# [What to work on]
Give again, unaltered, the line with "Type out the text in this image." and all lines that follow it in the listing below, minus any pictures.

* Begin Data records *

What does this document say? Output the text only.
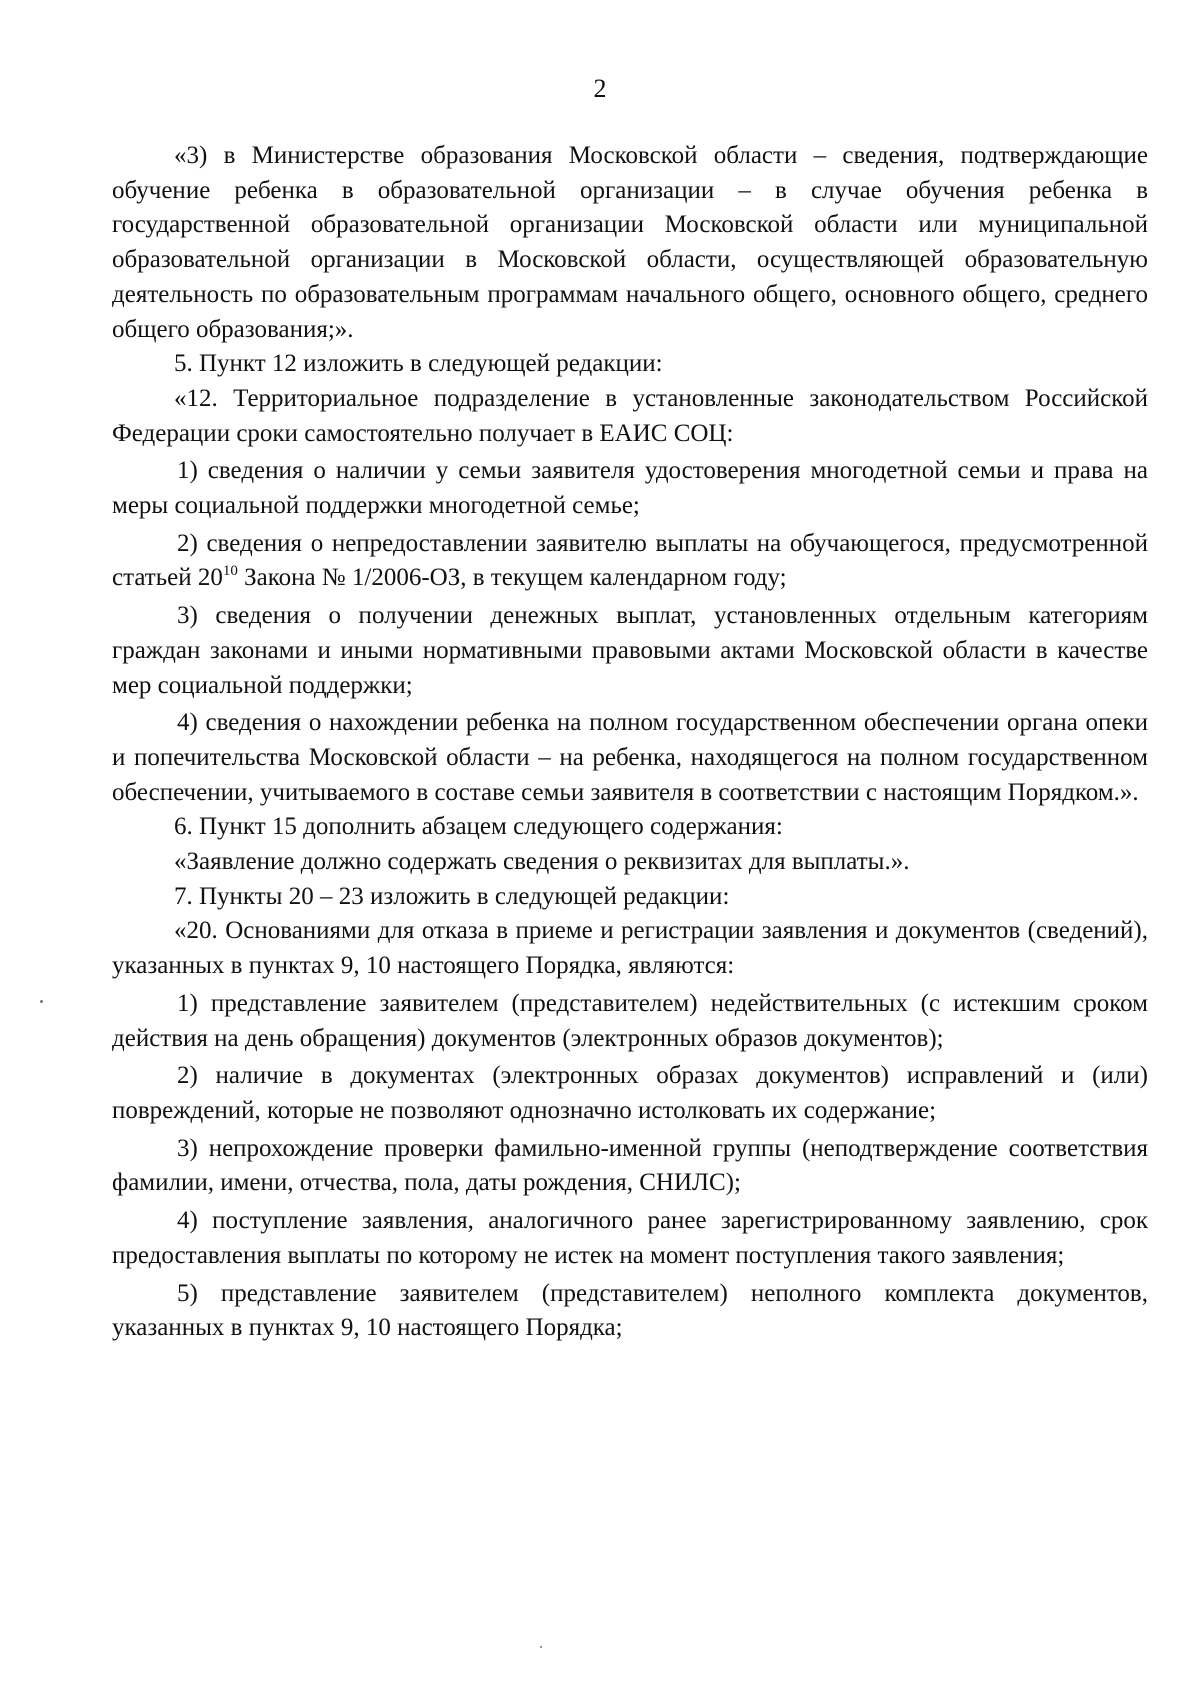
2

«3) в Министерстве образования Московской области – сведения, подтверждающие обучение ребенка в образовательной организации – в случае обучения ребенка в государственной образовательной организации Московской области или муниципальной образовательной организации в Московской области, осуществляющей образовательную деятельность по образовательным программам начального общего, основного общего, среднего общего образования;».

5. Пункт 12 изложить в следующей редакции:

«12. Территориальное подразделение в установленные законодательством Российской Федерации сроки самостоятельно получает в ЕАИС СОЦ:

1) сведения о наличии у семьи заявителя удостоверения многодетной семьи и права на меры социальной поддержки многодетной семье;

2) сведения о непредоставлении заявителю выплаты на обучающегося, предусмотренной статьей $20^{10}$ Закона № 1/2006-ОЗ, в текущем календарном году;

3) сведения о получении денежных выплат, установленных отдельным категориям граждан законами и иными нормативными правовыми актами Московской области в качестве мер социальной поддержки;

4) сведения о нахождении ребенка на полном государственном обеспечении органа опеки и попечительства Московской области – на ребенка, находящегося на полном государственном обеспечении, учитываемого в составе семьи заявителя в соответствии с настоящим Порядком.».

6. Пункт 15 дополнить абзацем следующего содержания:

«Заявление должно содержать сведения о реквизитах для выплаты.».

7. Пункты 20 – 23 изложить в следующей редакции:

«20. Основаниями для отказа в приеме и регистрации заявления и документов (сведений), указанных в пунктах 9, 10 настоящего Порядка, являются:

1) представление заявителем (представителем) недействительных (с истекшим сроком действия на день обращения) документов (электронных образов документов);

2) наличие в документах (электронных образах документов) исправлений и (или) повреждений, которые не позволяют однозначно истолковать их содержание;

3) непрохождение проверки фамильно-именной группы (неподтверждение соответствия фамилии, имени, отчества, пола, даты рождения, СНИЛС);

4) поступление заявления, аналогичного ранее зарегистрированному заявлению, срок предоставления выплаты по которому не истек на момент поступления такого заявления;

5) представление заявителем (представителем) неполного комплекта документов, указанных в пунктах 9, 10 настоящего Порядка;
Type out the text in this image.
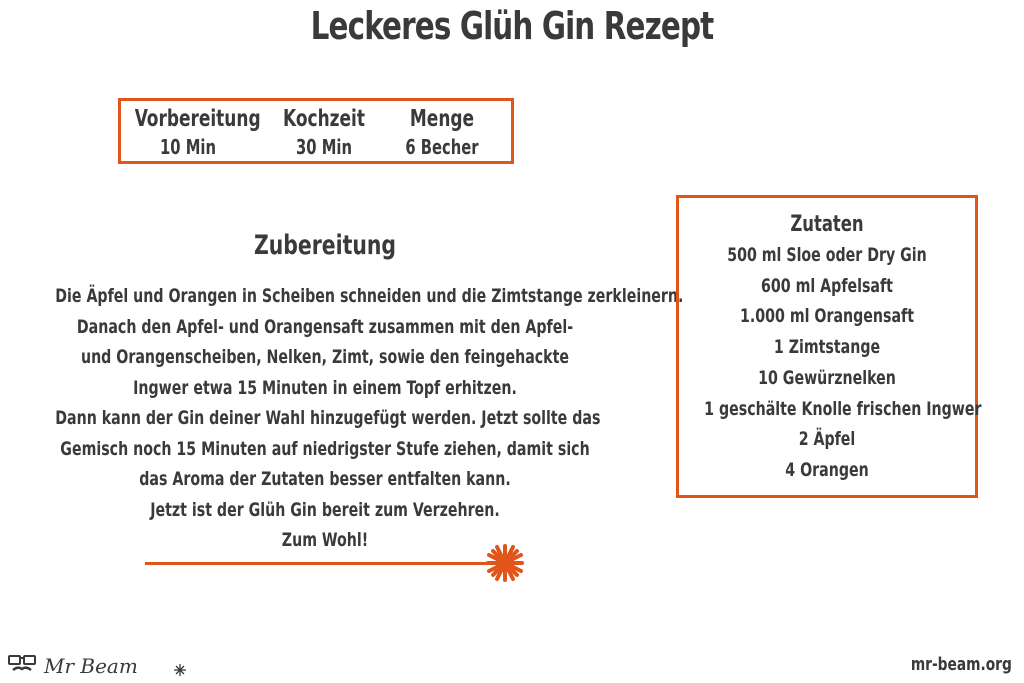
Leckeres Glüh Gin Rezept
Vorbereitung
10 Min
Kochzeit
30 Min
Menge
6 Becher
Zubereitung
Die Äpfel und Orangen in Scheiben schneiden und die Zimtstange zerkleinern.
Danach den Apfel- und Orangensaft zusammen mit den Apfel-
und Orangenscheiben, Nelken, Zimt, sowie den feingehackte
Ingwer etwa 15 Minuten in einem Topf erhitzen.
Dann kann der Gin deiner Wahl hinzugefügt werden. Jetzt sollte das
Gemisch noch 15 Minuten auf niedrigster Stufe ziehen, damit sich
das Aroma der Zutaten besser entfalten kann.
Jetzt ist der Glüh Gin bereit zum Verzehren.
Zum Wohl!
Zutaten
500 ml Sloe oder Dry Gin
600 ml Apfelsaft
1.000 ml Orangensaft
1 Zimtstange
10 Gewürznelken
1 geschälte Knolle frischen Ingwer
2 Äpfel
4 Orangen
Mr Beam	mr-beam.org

* End Data records *

# [Task solution]
Type out the text in this image.
Leckeres Glüh Gin Rezept
Vorbereitung
10 Min
Kochzeit
30 Min
Menge
6 Becher
Zubereitung
Die Äpfel und Orangen in Scheiben schneiden und die Zimtstange zerkleinern.
Danach den Apfel- und Orangensaft zusammen mit den Apfel-
und Orangenscheiben, Nelken, Zimt, sowie den feingehackte
Ingwer etwa 15 Minuten in einem Topf erhitzen.
Dann kann der Gin deiner Wahl hinzugefügt werden. Jetzt sollte das
Gemisch noch 15 Minuten auf niedrigster Stufe ziehen, damit sich
das Aroma der Zutaten besser entfalten kann.
Jetzt ist der Glüh Gin bereit zum Verzehren.
Zum Wohl!
Zutaten
500 ml Sloe oder Dry Gin
600 ml Apfelsaft
1.000 ml Orangensaft
1 Zimtstange
10 Gewürznelken
1 geschälte Knolle frischen Ingwer
2 Äpfel
4 Orangen
Mr Beam	mr-beam.org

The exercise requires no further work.